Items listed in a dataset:
>>

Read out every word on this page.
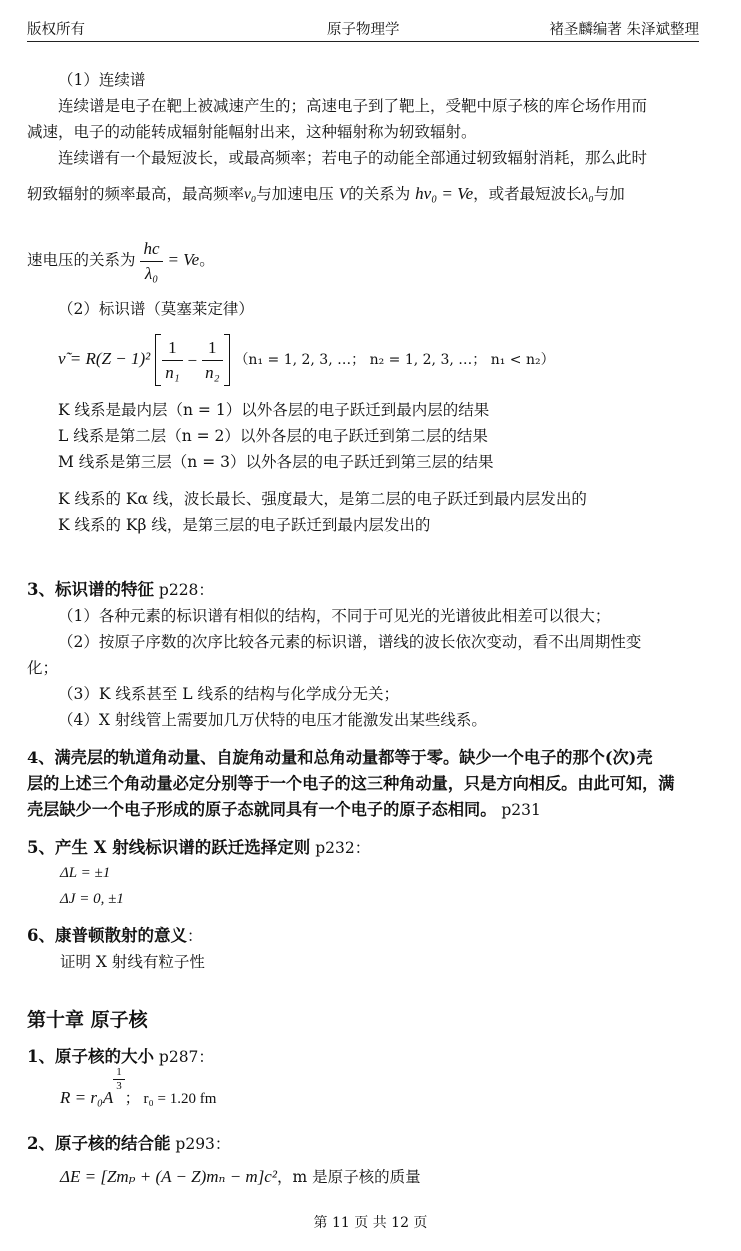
版权所有	原子物理学	褚圣麟编著 朱泽斌整理
（1）连续谱
连续谱是电子在靶上被减速产生的；高速电子到了靶上，受靶中原子核的库仑场作用而
减速，电子的动能转成辐射能幅射出来，这种辐射称为轫致辐射。
连续谱有一个最短波长，或最高频率；若电子的动能全部通过轫致辐射消耗，那么此时
轫致辐射的频率最高，最高频率ν₀与加速电压 V的关系为 hν₀ = Ve，或者最短波长λ₀与加
速电压的关系为 $\frac{hc}{\text{λ₀}} = Ve$。
（2）标识谱（莫塞莱定律）
ν̃ = $R(Z - 1)^2 \frac{1}{\text{n₁}} - \frac{1}{\text{n₂}} (n_1 = 1$, 2, 3, …； n₂ = 1, 2, 3, …； n₁ < n₂）
K 线系是最内层（n = 1）以外各层的电子跃迁到最内层的结果
L 线系是第二层（n = 2）以外各层的电子跃迁到第二层的结果
M 线系是第三层（n = 3）以外各层的电子跃迁到第三层的结果
K 线系的 Kα 线，波长最长、强度最大，是第二层的电子跃迁到最内层发出的
K 线系的 Kβ 线，是第三层的电子跃迁到最内层发出的
3、标识谱的特征 p228：
（1）各种元素的标识谱有相似的结构，不同于可见光的光谱彼此相差可以很大；
（2）按原子序数的次序比较各元素的标识谱，谱线的波长依次变动，看不出周期性变
化；
（3）K 线系甚至 L 线系的结构与化学成分无关；
（4）X 射线管上需要加几万伏特的电压才能激发出某些线系。
4、满壳层的轨道角动量、自旋角动量和总角动量都等于零。缺少一个电子的那个(次)壳
层的上述三个角动量必定分别等于一个电子的这三种角动量，只是方向相反。由此可知，满
壳层缺少一个电子形成的原子态就同具有一个电子的原子态相同。 p231
5、产生 X 射线标识谱的跃迁选择定则 p232：
ΔL = ±1
ΔJ = 0, ±1
6、康普顿散射的意义：
证明 X 射线有粒子性
第十章 原子核
1、原子核的大小 p287：
R = r₀A
$\frac{1}{3}$
； r₀ = 1.20 fm
2、原子核的结合能 p293：
ΔE = [Zmₚ + (A − Z)mₙ − m]c²，m 是原子核的质量
第 11 页 共 12 页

<<

**Do this:** Copy everything in the records above except the pictures, exactly as written.

**Answer to the task:**
Read out every word on this page.
版权所有	原子物理学	褚圣麟编著 朱泽斌整理
（1）连续谱
连续谱是电子在靶上被减速产生的；高速电子到了靶上，受靶中原子核的库仑场作用而
减速，电子的动能转成辐射能幅射出来，这种辐射称为轫致辐射。
连续谱有一个最短波长，或最高频率；若电子的动能全部通过轫致辐射消耗，那么此时
轫致辐射的频率最高，最高频率ν₀与加速电压 V的关系为 hν₀ = Ve，或者最短波长λ₀与加
速电压的关系为 $\frac{hc}{\text{λ₀}} = Ve$。
（2）标识谱（莫塞莱定律）
ν̃ = $R(Z - 1)^2 \frac{1}{\text{n₁}} - \frac{1}{\text{n₂}} (n_1 = 1$, 2, 3, …； n₂ = 1, 2, 3, …； n₁ < n₂）
K 线系是最内层（n = 1）以外各层的电子跃迁到最内层的结果
L 线系是第二层（n = 2）以外各层的电子跃迁到第二层的结果
M 线系是第三层（n = 3）以外各层的电子跃迁到第三层的结果
K 线系的 Kα 线，波长最长、强度最大，是第二层的电子跃迁到最内层发出的
K 线系的 Kβ 线，是第三层的电子跃迁到最内层发出的
3、标识谱的特征 p228：
（1）各种元素的标识谱有相似的结构，不同于可见光的光谱彼此相差可以很大；
（2）按原子序数的次序比较各元素的标识谱，谱线的波长依次变动，看不出周期性变
化；
（3）K 线系甚至 L 线系的结构与化学成分无关；
（4）X 射线管上需要加几万伏特的电压才能激发出某些线系。
4、满壳层的轨道角动量、自旋角动量和总角动量都等于零。缺少一个电子的那个(次)壳
层的上述三个角动量必定分别等于一个电子的这三种角动量，只是方向相反。由此可知，满
壳层缺少一个电子形成的原子态就同具有一个电子的原子态相同。 p231
5、产生 X 射线标识谱的跃迁选择定则 p232：
ΔL = ±1
ΔJ = 0, ±1
6、康普顿散射的意义：
证明 X 射线有粒子性
第十章 原子核
1、原子核的大小 p287：
R = r₀A
$\frac{1}{3}$
； r₀ = 1.20 fm
2、原子核的结合能 p293：
ΔE = [Zmₚ + (A − Z)mₙ − m]c²，m 是原子核的质量
第 11 页 共 12 页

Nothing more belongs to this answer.